■ EXERCISE INSTRUCTIONS ■
Retype the records below word for word and omit any image.

■ INPUT FOR THIS TASK ■
====================

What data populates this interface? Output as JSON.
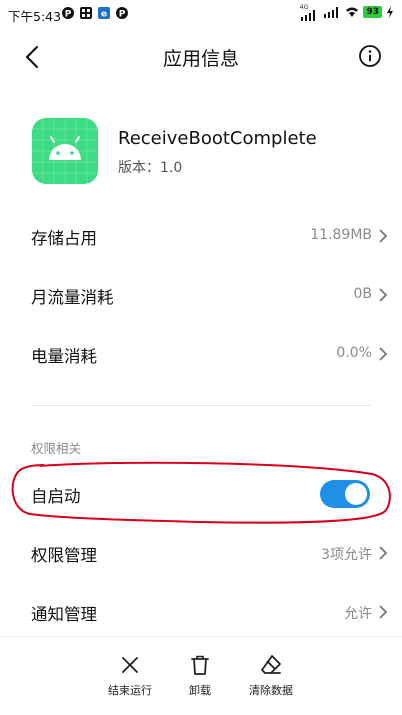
{
  "status_bar": {
    "time": "下午5:43",
    "network_type": "4G",
    "battery": "93"
  },
  "header": {
    "title": "应用信息"
  },
  "app": {
    "name": "ReceiveBootComplete",
    "version": "版本：1.0"
  },
  "rows": [
    {
      "label": "存储占用",
      "value": "11.89MB"
    },
    {
      "label": "月流量消耗",
      "value": "0B"
    },
    {
      "label": "电量消耗",
      "value": "0.0%"
    }
  ],
  "permissions_section": {
    "title": "权限相关",
    "autostart": {
      "label": "自启动",
      "enabled": true
    },
    "permission_manage": {
      "label": "权限管理",
      "value": "3项允许"
    },
    "notification_manage": {
      "label": "通知管理",
      "value": "允许"
    }
  },
  "toolbar": {
    "stop_label": "结束运行",
    "uninstall_label": "卸载",
    "clear_label": "清除数据"
  },
  "colors": {
    "accent": "#1e90e6",
    "app_icon_bg": "#3ddc84",
    "annotation": "#d6001c"
  }
}
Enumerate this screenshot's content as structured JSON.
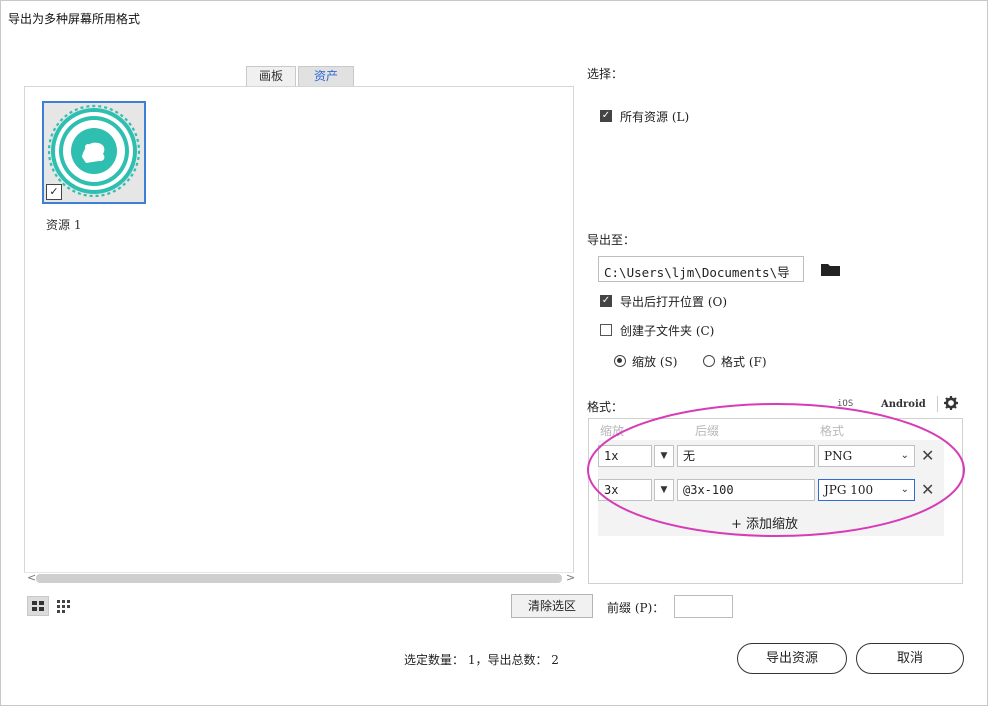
{
  "window": {
    "title": "导出为多种屏幕所用格式"
  },
  "tabs": {
    "artboards": "画板",
    "assets": "资产"
  },
  "asset": {
    "label": "资源 1",
    "check": "✓"
  },
  "scroll": {
    "left": "<",
    "right": ">"
  },
  "toolbar": {
    "clear_label": "清除选区",
    "prefix_label": "前缀 (P)：",
    "prefix_value": ""
  },
  "status": {
    "text": "选定数量： 1，导出总数： 2"
  },
  "actions": {
    "export_label": "导出资源",
    "cancel_label": "取消"
  },
  "select": {
    "title": "选择：",
    "all_assets": {
      "label": "所有资源 (L)",
      "checked": true,
      "mark": "✓"
    }
  },
  "export_to": {
    "title": "导出至：",
    "path": "C:\\Users\\ljm\\Documents\\导",
    "open_after": {
      "label": "导出后打开位置 (O)",
      "checked": true,
      "mark": "✓"
    },
    "subfolders": {
      "label": "创建子文件夹 (C)",
      "checked": false
    },
    "radio_scale": "缩放 (S)",
    "radio_format": "格式 (F)"
  },
  "formats": {
    "title": "格式：",
    "ios_label": "iOS",
    "android_label": "Android",
    "columns": {
      "scale": "缩放",
      "suffix": "后缀",
      "format": "格式"
    },
    "rows": [
      {
        "scale": "1x",
        "suffix": "无",
        "format": "PNG"
      },
      {
        "scale": "3x",
        "suffix": "@3x-100",
        "format": "JPG 100"
      }
    ],
    "add_scale": "+ 添加缩放",
    "remove": "✕",
    "chevron": "⌄",
    "dropdown": "▼"
  },
  "colors": {
    "accent": "#2f6ad6",
    "annotation": "#d63cb8",
    "thumb_border": "#3d7ed6"
  }
}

====================

■ COMPLETED TASK ■
What data populates this interface? Output as JSON.
{
  "status_bar": {
    "time": "下午5:43",
    "network_type": "4G",
    "battery": "93"
  },
  "header": {
    "title": "应用信息"
  },
  "app": {
    "name": "ReceiveBootComplete",
    "version": "版本：1.0"
  },
  "rows": [
    {
      "label": "存储占用",
      "value": "11.89MB"
    },
    {
      "label": "月流量消耗",
      "value": "0B"
    },
    {
      "label": "电量消耗",
      "value": "0.0%"
    }
  ],
  "permissions_section": {
    "title": "权限相关",
    "autostart": {
      "label": "自启动",
      "enabled": true
    },
    "permission_manage": {
      "label": "权限管理",
      "value": "3项允许"
    },
    "notification_manage": {
      "label": "通知管理",
      "value": "允许"
    }
  },
  "toolbar": {
    "stop_label": "结束运行",
    "uninstall_label": "卸载",
    "clear_label": "清除数据"
  },
  "colors": {
    "accent": "#1e90e6",
    "app_icon_bg": "#3ddc84",
    "annotation": "#d6001c"
  }
}
Enumerate this screenshot's content as structured JSON.
{
  "window": {
    "title": "导出为多种屏幕所用格式"
  },
  "tabs": {
    "artboards": "画板",
    "assets": "资产"
  },
  "asset": {
    "label": "资源 1",
    "check": "✓"
  },
  "scroll": {
    "left": "<",
    "right": ">"
  },
  "toolbar": {
    "clear_label": "清除选区",
    "prefix_label": "前缀 (P)：",
    "prefix_value": ""
  },
  "status": {
    "text": "选定数量： 1，导出总数： 2"
  },
  "actions": {
    "export_label": "导出资源",
    "cancel_label": "取消"
  },
  "select": {
    "title": "选择：",
    "all_assets": {
      "label": "所有资源 (L)",
      "checked": true,
      "mark": "✓"
    }
  },
  "export_to": {
    "title": "导出至：",
    "path": "C:\\Users\\ljm\\Documents\\导",
    "open_after": {
      "label": "导出后打开位置 (O)",
      "checked": true,
      "mark": "✓"
    },
    "subfolders": {
      "label": "创建子文件夹 (C)",
      "checked": false
    },
    "radio_scale": "缩放 (S)",
    "radio_format": "格式 (F)"
  },
  "formats": {
    "title": "格式：",
    "ios_label": "iOS",
    "android_label": "Android",
    "columns": {
      "scale": "缩放",
      "suffix": "后缀",
      "format": "格式"
    },
    "rows": [
      {
        "scale": "1x",
        "suffix": "无",
        "format": "PNG"
      },
      {
        "scale": "3x",
        "suffix": "@3x-100",
        "format": "JPG 100"
      }
    ],
    "add_scale": "+ 添加缩放",
    "remove": "✕",
    "chevron": "⌄",
    "dropdown": "▼"
  },
  "colors": {
    "accent": "#2f6ad6",
    "annotation": "#d63cb8",
    "thumb_border": "#3d7ed6"
  }
}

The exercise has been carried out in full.